-- start --

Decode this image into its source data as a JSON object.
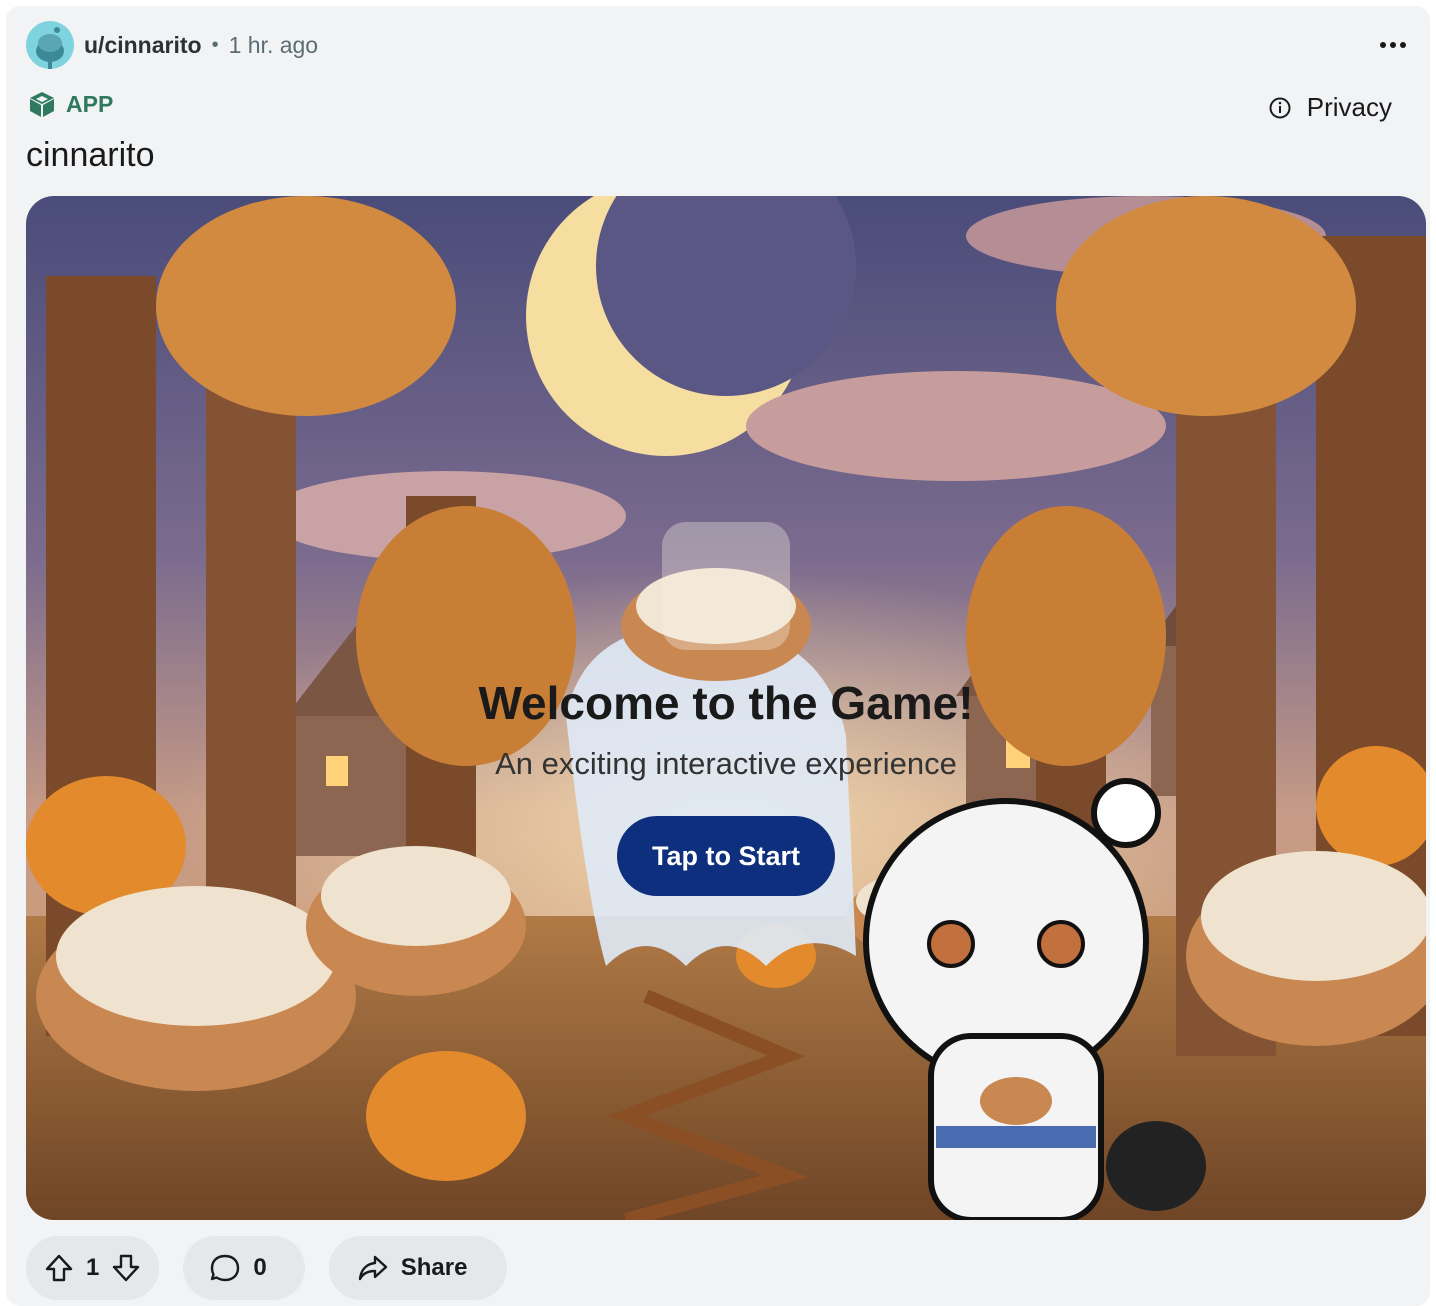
{
  "post": {
    "username": "u/cinnarito",
    "separator": "•",
    "time": "1 hr. ago",
    "app_label": "APP",
    "privacy_label": "Privacy",
    "title": "cinnarito"
  },
  "game": {
    "welcome": "Welcome to the Game!",
    "subtitle": "An exciting interactive experience",
    "start_button": "Tap to Start"
  },
  "actions": {
    "upvotes": "1",
    "comments": "0",
    "share_label": "Share"
  },
  "icons": [
    "snoo-avatar-icon",
    "more-icon",
    "app-cube-icon",
    "info-icon",
    "upvote-icon",
    "downvote-icon",
    "comment-icon",
    "share-icon"
  ],
  "colors": {
    "accent": "#0d2f7d",
    "app_green": "#2f7a5e",
    "card_bg": "#f1f3f5"
  }
}
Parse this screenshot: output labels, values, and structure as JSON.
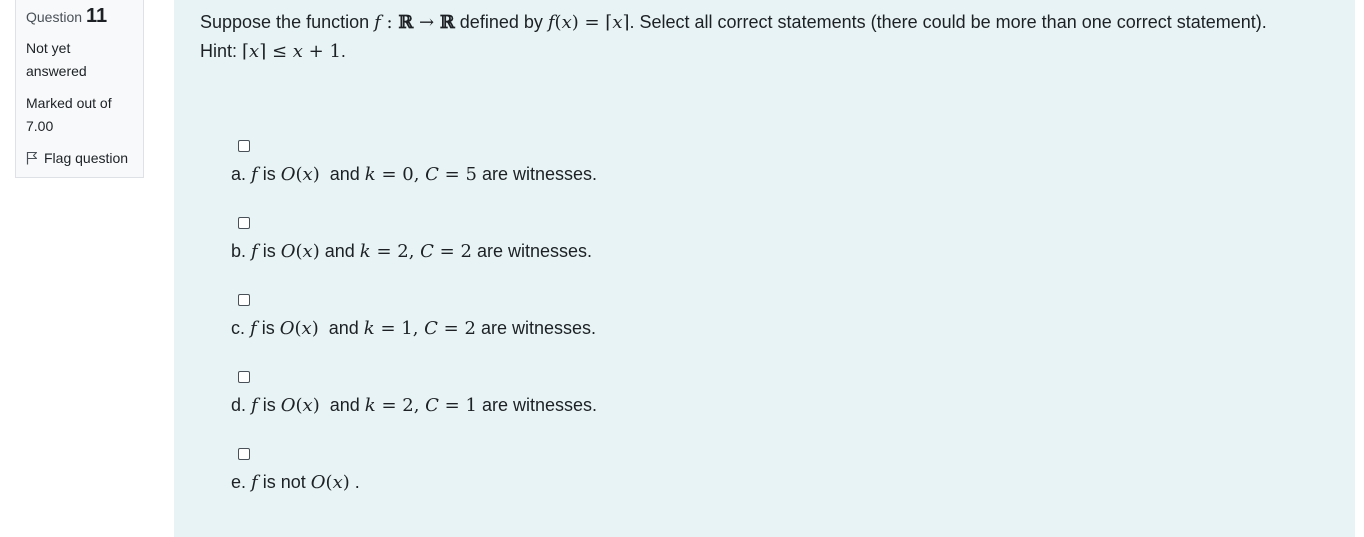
{
  "info": {
    "question_label": "Question",
    "question_number": "11",
    "state_line1": "Not yet",
    "state_line2": "answered",
    "grade_line1": "Marked out of",
    "grade_line2": "7.00",
    "flag_label": "Flag question"
  },
  "question": {
    "text_1": "Suppose the function ",
    "text_2": " defined by ",
    "text_3": ". Select all correct statements (there could be more than one correct statement). Hint: ",
    "text_4": "."
  },
  "options": [
    {
      "letter": "a.",
      "checked": false,
      "is_text": "is",
      "and_text": "and",
      "k": "0",
      "C": "5",
      "tail": "are witnesses."
    },
    {
      "letter": "b.",
      "checked": false,
      "is_text": "is",
      "and_text": "and",
      "k": "2",
      "C": "2",
      "tail": "are witnesses."
    },
    {
      "letter": "c.",
      "checked": false,
      "is_text": "is",
      "and_text": "and",
      "k": "1",
      "C": "2",
      "tail": "are witnesses."
    },
    {
      "letter": "d.",
      "checked": false,
      "is_text": "is",
      "and_text": "and",
      "k": "2",
      "C": "1",
      "tail": "are witnesses."
    },
    {
      "letter": "e.",
      "checked": false,
      "is_text": "is not",
      "tail": "."
    }
  ]
}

-- end --

• _Direction_
Reproduce every line above as written, skipping pictures.

• _Answer to this task_
Decode this image into its source data as a JSON object.
{
  "post": {
    "username": "u/cinnarito",
    "separator": "•",
    "time": "1 hr. ago",
    "app_label": "APP",
    "privacy_label": "Privacy",
    "title": "cinnarito"
  },
  "game": {
    "welcome": "Welcome to the Game!",
    "subtitle": "An exciting interactive experience",
    "start_button": "Tap to Start"
  },
  "actions": {
    "upvotes": "1",
    "comments": "0",
    "share_label": "Share"
  },
  "icons": [
    "snoo-avatar-icon",
    "more-icon",
    "app-cube-icon",
    "info-icon",
    "upvote-icon",
    "downvote-icon",
    "comment-icon",
    "share-icon"
  ],
  "colors": {
    "accent": "#0d2f7d",
    "app_green": "#2f7a5e",
    "card_bg": "#f1f3f5"
  }
}
Parse this screenshot: output labels, values, and structure as JSON.
{
  "info": {
    "question_label": "Question",
    "question_number": "11",
    "state_line1": "Not yet",
    "state_line2": "answered",
    "grade_line1": "Marked out of",
    "grade_line2": "7.00",
    "flag_label": "Flag question"
  },
  "question": {
    "text_1": "Suppose the function ",
    "text_2": " defined by ",
    "text_3": ". Select all correct statements (there could be more than one correct statement). Hint: ",
    "text_4": "."
  },
  "options": [
    {
      "letter": "a.",
      "checked": false,
      "is_text": "is",
      "and_text": "and",
      "k": "0",
      "C": "5",
      "tail": "are witnesses."
    },
    {
      "letter": "b.",
      "checked": false,
      "is_text": "is",
      "and_text": "and",
      "k": "2",
      "C": "2",
      "tail": "are witnesses."
    },
    {
      "letter": "c.",
      "checked": false,
      "is_text": "is",
      "and_text": "and",
      "k": "1",
      "C": "2",
      "tail": "are witnesses."
    },
    {
      "letter": "d.",
      "checked": false,
      "is_text": "is",
      "and_text": "and",
      "k": "2",
      "C": "1",
      "tail": "are witnesses."
    },
    {
      "letter": "e.",
      "checked": false,
      "is_text": "is not",
      "tail": "."
    }
  ]
}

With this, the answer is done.